--- begin SUPPLIED MATERIAL ---
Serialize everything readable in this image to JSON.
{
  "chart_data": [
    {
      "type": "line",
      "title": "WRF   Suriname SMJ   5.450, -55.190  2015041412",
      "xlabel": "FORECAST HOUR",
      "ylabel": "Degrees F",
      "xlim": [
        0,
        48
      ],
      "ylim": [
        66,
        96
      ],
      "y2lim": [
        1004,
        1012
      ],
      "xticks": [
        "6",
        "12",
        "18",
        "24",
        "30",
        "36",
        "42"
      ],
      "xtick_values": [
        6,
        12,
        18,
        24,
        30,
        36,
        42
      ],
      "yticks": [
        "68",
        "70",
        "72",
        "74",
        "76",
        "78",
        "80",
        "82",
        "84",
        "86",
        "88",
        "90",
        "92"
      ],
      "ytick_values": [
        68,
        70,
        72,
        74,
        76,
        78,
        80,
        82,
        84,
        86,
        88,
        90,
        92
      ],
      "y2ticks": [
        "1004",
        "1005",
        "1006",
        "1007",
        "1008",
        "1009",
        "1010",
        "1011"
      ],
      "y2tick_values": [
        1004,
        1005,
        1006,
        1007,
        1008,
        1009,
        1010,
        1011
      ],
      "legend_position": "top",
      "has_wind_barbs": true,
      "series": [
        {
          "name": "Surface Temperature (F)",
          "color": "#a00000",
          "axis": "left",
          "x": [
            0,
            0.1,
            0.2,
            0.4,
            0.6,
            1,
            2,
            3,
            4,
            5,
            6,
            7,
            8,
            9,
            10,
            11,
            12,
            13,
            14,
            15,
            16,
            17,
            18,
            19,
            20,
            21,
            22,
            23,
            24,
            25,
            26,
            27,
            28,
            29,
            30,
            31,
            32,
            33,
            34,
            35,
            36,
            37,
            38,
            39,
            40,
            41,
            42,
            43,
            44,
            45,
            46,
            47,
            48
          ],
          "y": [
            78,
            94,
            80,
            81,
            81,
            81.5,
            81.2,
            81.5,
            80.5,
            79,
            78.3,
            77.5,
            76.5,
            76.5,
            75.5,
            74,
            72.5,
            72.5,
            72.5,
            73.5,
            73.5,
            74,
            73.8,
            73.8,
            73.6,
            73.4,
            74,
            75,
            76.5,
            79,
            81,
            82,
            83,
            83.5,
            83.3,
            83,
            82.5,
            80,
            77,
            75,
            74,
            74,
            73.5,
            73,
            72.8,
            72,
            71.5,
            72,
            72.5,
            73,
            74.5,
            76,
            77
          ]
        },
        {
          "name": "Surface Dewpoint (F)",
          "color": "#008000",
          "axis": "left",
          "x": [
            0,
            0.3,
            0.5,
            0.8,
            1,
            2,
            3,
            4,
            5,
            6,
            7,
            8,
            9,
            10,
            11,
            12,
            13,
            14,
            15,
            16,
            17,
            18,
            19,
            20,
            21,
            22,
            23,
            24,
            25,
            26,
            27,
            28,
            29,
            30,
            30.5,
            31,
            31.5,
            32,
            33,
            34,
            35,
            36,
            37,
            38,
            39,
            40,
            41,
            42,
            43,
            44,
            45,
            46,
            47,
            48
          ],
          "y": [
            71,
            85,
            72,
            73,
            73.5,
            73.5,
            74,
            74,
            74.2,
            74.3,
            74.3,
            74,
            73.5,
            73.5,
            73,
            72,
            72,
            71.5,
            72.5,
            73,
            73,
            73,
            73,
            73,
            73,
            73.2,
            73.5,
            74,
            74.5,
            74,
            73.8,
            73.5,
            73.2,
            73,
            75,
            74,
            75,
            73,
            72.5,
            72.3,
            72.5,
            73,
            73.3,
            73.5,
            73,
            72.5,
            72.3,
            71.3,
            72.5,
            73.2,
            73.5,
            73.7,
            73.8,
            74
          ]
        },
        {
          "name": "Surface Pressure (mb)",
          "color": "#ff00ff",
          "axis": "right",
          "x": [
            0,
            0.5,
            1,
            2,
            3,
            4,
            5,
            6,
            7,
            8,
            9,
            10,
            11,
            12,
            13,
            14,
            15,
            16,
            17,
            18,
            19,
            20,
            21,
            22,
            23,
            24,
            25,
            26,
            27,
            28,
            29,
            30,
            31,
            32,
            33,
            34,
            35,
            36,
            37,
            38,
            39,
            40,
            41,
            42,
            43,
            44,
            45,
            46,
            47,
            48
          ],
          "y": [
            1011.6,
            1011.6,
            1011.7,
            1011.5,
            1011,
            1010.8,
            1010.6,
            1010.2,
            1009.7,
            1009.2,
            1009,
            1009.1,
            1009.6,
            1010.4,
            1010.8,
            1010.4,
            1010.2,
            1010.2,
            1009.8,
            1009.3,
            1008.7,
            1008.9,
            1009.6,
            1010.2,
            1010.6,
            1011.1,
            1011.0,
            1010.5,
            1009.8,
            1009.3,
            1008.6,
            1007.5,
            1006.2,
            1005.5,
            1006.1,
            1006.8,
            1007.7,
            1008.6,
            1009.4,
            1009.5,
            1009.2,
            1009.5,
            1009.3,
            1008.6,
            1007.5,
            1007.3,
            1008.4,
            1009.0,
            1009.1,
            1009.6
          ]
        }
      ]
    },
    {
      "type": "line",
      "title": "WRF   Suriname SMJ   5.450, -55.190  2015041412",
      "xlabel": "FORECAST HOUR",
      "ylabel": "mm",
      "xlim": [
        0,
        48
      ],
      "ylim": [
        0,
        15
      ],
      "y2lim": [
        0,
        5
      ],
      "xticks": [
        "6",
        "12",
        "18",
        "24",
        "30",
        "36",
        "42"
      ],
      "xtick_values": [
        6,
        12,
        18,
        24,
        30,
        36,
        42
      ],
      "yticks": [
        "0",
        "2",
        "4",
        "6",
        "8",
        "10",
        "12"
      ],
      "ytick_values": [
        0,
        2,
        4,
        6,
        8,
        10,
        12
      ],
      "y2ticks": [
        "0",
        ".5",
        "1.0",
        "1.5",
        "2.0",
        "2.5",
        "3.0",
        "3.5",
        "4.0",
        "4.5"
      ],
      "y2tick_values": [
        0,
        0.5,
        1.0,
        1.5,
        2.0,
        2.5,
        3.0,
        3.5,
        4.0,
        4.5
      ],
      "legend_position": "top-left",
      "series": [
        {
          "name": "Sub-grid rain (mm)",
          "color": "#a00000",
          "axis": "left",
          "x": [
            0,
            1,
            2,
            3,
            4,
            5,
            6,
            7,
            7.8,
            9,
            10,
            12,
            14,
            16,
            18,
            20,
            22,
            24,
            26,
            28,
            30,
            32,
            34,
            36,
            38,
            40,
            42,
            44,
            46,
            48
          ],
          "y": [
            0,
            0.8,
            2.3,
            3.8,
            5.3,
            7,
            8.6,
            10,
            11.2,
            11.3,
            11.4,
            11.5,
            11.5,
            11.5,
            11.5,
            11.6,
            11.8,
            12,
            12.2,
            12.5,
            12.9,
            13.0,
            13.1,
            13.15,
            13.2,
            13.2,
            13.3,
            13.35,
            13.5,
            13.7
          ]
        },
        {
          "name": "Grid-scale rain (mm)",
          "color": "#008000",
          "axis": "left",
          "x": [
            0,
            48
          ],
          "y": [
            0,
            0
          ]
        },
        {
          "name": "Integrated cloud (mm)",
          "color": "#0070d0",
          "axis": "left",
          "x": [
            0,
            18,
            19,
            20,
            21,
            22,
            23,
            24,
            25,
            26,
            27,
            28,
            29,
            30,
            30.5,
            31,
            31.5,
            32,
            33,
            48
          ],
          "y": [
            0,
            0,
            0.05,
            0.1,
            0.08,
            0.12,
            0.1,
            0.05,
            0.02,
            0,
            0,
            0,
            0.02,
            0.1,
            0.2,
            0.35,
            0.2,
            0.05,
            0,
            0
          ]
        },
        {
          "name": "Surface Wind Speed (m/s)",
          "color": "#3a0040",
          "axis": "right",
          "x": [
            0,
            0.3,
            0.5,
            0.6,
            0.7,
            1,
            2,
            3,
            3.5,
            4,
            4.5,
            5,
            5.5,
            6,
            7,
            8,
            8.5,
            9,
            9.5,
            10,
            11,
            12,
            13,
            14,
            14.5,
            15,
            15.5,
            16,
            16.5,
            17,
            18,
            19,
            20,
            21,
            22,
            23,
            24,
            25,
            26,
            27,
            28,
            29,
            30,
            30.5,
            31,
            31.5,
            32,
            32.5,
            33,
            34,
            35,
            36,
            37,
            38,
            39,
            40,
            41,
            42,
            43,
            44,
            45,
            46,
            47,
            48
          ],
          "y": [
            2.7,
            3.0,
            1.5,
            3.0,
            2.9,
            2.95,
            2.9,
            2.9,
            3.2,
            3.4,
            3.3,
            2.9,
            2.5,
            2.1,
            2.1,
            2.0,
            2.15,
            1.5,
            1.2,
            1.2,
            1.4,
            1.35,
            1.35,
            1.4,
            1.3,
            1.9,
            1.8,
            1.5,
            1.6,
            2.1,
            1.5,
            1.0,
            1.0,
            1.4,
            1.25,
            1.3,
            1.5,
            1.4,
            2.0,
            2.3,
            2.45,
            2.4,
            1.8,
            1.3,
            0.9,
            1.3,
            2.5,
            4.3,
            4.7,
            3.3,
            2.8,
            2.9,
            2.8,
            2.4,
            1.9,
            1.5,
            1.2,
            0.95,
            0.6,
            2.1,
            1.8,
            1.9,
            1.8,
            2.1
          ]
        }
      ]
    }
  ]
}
--- end SUPPLIED MATERIAL ---
Using the listing above, locate the lines that hold "Surface" and copy each one.

> _SOLVED PROBLEM_
          "name": "Surface Temperature (F)",
          "name": "Surface Dewpoint (F)",
          "name": "Surface Pressure (mb)",
          "name": "Surface Wind Speed (m/s)",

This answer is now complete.